Data records:
────────

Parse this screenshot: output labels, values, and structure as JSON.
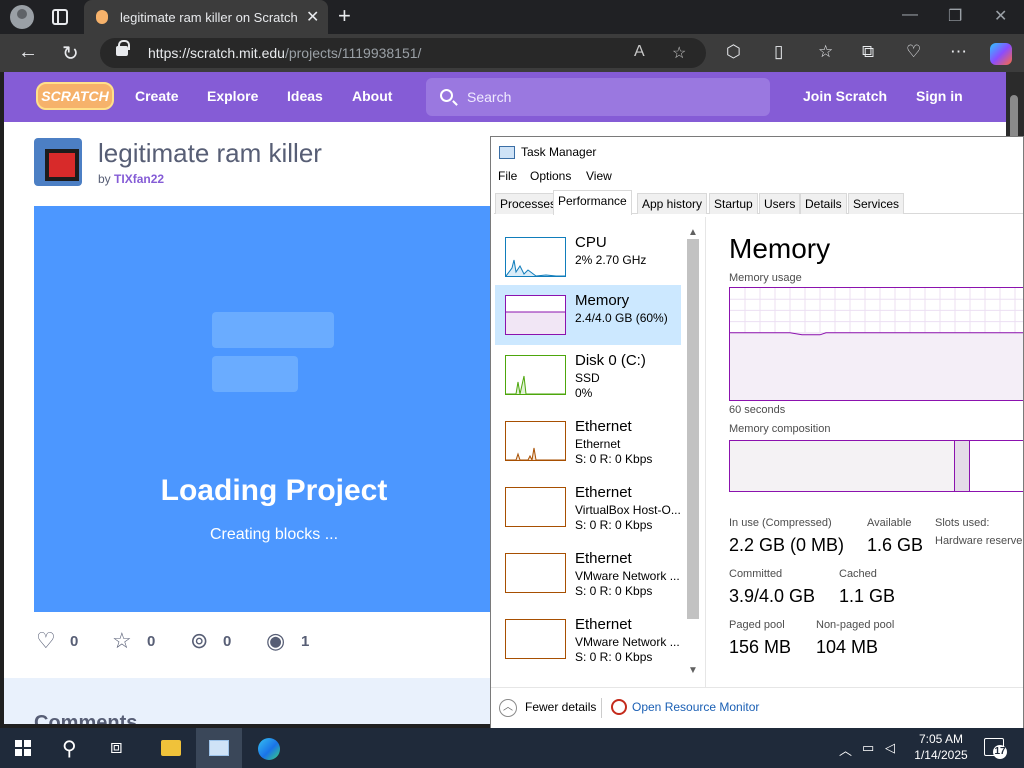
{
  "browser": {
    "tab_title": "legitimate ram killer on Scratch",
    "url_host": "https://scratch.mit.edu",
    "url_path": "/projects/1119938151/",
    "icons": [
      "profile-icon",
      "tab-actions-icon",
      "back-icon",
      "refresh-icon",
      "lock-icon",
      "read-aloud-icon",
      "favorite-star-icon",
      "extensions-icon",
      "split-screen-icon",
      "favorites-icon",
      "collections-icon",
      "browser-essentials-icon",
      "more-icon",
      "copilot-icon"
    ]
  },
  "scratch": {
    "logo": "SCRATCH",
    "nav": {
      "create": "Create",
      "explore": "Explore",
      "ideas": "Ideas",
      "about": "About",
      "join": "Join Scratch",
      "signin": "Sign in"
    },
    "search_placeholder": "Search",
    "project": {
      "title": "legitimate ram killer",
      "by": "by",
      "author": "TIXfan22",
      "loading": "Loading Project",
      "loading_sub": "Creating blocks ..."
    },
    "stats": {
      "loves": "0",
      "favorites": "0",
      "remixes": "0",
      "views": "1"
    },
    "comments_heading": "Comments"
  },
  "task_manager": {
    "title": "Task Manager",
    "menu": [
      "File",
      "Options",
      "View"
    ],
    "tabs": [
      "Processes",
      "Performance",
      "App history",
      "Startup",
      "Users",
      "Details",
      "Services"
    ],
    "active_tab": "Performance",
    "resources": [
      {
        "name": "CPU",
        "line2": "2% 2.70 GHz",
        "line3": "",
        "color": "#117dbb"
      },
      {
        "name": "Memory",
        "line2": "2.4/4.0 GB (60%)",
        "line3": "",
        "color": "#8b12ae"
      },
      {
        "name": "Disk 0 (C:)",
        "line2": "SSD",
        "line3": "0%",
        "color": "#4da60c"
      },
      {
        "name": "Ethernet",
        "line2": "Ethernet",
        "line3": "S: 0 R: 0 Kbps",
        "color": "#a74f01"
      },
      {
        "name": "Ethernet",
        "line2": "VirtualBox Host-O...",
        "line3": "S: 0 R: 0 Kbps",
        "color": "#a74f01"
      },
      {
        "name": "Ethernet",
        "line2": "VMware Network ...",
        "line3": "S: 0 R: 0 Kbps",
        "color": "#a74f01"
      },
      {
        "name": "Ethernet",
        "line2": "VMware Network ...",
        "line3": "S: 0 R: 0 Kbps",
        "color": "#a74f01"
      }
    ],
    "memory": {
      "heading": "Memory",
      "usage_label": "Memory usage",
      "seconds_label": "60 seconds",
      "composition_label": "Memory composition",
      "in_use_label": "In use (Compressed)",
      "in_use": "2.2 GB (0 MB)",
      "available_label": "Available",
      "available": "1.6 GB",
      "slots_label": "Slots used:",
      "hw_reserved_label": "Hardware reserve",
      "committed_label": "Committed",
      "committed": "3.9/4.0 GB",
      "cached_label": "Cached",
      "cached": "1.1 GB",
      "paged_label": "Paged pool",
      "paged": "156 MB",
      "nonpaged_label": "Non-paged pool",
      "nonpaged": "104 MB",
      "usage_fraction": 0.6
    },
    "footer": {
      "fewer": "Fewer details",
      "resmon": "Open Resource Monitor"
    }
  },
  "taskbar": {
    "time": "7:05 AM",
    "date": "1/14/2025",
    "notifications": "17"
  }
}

────────

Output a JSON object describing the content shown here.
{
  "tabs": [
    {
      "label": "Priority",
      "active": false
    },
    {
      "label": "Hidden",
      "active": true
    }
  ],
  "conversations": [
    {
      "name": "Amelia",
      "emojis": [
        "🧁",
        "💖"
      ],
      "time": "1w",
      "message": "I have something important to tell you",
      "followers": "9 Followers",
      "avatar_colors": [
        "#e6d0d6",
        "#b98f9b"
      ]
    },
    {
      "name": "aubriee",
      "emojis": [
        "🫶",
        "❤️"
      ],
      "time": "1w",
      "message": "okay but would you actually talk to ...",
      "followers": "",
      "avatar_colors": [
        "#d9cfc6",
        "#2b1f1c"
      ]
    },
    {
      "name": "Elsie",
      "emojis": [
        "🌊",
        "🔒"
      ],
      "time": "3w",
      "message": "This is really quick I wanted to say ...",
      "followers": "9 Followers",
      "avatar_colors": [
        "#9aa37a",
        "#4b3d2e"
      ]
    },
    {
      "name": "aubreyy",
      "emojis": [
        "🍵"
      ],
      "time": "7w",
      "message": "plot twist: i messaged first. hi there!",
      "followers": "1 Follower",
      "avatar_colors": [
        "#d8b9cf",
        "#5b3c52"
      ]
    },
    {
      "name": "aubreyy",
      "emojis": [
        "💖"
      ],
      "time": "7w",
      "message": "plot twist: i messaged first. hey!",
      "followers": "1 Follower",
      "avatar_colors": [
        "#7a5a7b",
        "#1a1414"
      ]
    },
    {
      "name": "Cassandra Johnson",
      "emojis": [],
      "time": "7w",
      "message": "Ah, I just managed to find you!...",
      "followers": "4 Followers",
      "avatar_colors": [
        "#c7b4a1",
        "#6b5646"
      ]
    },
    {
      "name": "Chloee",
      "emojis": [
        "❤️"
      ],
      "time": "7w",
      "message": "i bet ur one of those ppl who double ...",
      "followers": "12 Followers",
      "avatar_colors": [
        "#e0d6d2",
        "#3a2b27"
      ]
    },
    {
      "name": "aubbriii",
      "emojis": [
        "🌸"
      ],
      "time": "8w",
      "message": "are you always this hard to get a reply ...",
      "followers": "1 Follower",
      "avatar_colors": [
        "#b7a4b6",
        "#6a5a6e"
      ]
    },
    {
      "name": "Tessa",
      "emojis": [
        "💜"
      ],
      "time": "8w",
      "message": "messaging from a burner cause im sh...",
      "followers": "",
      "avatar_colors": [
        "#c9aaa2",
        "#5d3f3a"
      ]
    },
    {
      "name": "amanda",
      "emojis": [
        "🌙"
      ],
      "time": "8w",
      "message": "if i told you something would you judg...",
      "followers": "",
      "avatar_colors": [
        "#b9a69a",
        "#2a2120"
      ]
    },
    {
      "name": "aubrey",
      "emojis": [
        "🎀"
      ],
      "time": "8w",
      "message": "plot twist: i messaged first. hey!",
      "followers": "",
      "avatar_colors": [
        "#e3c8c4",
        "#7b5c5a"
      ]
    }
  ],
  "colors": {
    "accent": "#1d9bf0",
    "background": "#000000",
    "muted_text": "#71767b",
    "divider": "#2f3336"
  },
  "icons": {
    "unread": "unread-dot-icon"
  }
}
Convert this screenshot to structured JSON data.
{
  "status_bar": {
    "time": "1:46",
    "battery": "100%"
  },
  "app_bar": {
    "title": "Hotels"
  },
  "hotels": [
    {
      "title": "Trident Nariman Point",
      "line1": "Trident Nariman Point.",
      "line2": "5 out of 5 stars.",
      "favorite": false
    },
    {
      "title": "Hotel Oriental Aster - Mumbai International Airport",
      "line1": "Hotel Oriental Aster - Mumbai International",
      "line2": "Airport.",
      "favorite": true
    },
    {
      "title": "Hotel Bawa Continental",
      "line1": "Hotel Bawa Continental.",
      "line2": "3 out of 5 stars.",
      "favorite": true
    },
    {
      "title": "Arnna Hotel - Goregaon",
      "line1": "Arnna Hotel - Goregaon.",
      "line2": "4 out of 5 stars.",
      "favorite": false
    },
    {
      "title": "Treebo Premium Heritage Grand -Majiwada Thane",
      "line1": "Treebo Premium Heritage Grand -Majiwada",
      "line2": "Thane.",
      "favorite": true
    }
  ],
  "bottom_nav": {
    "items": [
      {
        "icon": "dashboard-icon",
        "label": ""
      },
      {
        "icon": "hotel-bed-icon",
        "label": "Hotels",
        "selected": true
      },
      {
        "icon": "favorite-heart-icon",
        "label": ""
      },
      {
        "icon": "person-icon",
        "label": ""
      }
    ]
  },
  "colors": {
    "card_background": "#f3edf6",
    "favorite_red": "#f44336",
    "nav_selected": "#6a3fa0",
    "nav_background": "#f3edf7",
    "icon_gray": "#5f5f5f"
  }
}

────────

■ WRITTEN PROBLEM ■
Return from the data every line that holds "would".

■ CORRECT RESPONSE ■
      "message": "okay but would you actually talk to ...",
      "message": "if i told you something would you judg...",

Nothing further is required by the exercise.